* _Instructions for the task_:
Transcribe in full the passage below on the one-dimensional submanifold M of ℝ³, preserving every symbol and line.
* Begin Document excerpt *
Let $M=\{(x,y,z) \in \mathbb{R}^3 : x+y=5 x+z=cos^2y\}$.

We can easily see that $M$ is a submanifold of $\mathbb{R}^3$ of dimension $1$.

We can also see that we can construct a global atlas for $M$, say $\{(M,\varphi)\}$, where $\varphi:M\rightarrow\mathbb{R}$ is given by $(x,y,z) \mapsto y$.

If $P=(p_1,p_2,p_3) \in M$, then $T_PM=\langle (-1,1,1-2sin(p_2)cos(p_2)) \rangle$. In particular, for $P=(5,0,-4) \in M$, $T_{(5,0,-4)}M = \langle (-1,1,1) \rangle$.

Consider the morphism (smooth map) $F:M \rightarrow S^1$ given by $(x,y,z) \mapsto (\frac{x}{\sqrt{x^2+y^2}},\frac{y}{\sqrt{x^2+y^2}})$.
* End Document excerpt *
* Begin Data lines *
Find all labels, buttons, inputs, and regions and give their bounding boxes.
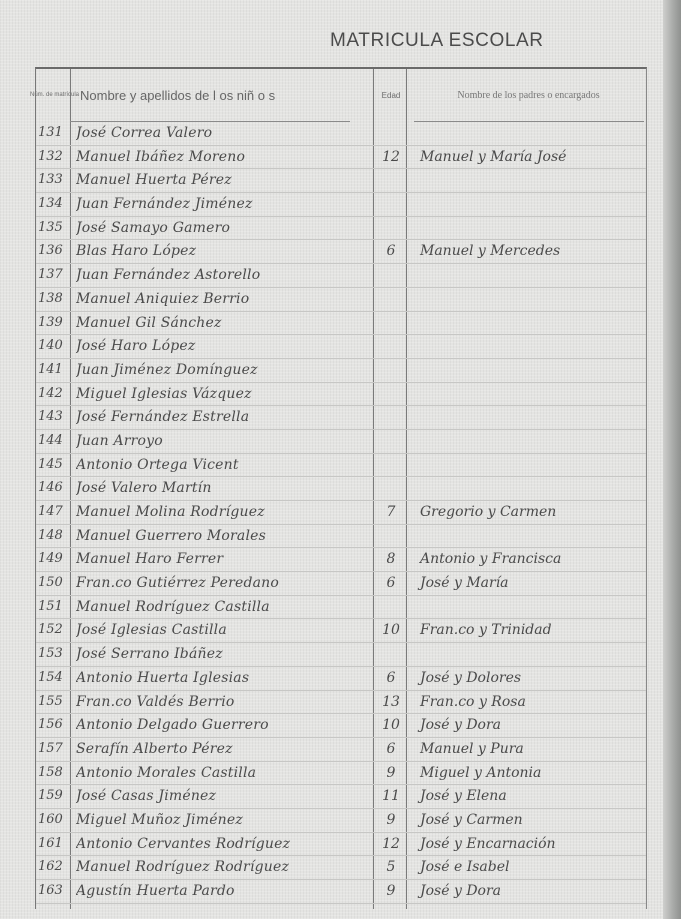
* End Data lines *
* _Output for this task_:
Let $M=\{(x,y,z) \in \mathbb{R}^3 : x+y=5 x+z=cos^2y\}$.

We can easily see that $M$ is a submanifold of $\mathbb{R}^3$ of dimension $1$.

We can also see that we can construct a global atlas for $M$, say $\{(M,\varphi)\}$, where $\varphi:M\rightarrow\mathbb{R}$ is given by $(x,y,z) \mapsto y$.

If $P=(p_1,p_2,p_3) \in M$, then $T_PM=\langle (-1,1,1-2sin(p_2)cos(p_2)) \rangle$. In particular, for $P=(5,0,-4) \in M$, $T_{(5,0,-4)}M = \langle (-1,1,1) \rangle$.

Consider the morphism (smooth map) $F:M \rightarrow S^1$ given by $(x,y,z) \mapsto (\frac{x}{\sqrt{x^2+y^2}},\frac{y}{\sqrt{x^2+y^2}})$.